[Start of Task inputs]

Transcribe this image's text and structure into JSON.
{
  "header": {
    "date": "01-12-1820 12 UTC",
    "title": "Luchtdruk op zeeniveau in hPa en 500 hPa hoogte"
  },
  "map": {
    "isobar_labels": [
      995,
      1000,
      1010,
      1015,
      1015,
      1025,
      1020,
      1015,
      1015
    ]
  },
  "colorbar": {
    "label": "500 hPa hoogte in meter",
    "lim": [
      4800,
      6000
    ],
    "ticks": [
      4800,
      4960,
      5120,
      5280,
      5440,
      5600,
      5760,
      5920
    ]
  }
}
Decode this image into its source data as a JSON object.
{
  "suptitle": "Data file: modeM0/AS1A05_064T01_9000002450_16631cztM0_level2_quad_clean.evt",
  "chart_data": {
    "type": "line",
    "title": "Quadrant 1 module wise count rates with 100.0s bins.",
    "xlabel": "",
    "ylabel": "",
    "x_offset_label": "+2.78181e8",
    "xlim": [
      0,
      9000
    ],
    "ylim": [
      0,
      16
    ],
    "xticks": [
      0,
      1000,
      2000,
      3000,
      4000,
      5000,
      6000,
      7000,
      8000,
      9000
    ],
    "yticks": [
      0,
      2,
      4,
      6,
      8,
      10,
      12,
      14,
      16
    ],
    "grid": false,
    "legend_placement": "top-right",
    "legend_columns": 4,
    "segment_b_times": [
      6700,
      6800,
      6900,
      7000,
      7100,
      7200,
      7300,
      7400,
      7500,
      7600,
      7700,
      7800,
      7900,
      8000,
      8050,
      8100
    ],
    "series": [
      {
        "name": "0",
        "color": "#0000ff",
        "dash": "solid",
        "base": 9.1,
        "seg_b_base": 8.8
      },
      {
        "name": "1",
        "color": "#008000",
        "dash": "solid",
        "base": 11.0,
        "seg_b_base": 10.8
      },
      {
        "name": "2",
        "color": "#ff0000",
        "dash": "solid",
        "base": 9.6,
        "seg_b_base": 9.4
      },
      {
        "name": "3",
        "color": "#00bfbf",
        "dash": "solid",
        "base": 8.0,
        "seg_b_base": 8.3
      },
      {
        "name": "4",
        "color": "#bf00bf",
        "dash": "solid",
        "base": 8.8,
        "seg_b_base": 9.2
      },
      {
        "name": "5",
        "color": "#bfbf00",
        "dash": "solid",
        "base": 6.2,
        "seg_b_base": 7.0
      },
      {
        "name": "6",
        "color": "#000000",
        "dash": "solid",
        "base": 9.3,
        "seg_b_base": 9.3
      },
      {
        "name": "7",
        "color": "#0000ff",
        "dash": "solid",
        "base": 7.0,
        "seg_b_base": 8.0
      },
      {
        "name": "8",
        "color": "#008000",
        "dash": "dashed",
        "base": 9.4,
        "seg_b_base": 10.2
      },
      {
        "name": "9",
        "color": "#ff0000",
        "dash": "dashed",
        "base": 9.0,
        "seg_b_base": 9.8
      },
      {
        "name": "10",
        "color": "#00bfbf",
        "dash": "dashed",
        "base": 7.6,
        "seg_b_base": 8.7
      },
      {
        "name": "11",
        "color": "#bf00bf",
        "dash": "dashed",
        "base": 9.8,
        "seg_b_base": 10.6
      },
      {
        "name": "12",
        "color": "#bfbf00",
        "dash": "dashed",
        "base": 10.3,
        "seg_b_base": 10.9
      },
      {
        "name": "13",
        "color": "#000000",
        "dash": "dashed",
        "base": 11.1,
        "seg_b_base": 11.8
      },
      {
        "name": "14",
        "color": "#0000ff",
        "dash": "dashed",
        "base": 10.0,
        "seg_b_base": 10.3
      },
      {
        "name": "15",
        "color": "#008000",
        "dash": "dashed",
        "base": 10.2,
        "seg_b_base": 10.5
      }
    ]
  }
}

[End of Task inputs]

**Stated goal**.
Whichever lines contain the string "JSON", select and copy them.

**Solution to the problem**.
Transcribe this image's text and structure into JSON.
Decode this image into its source data as a JSON object.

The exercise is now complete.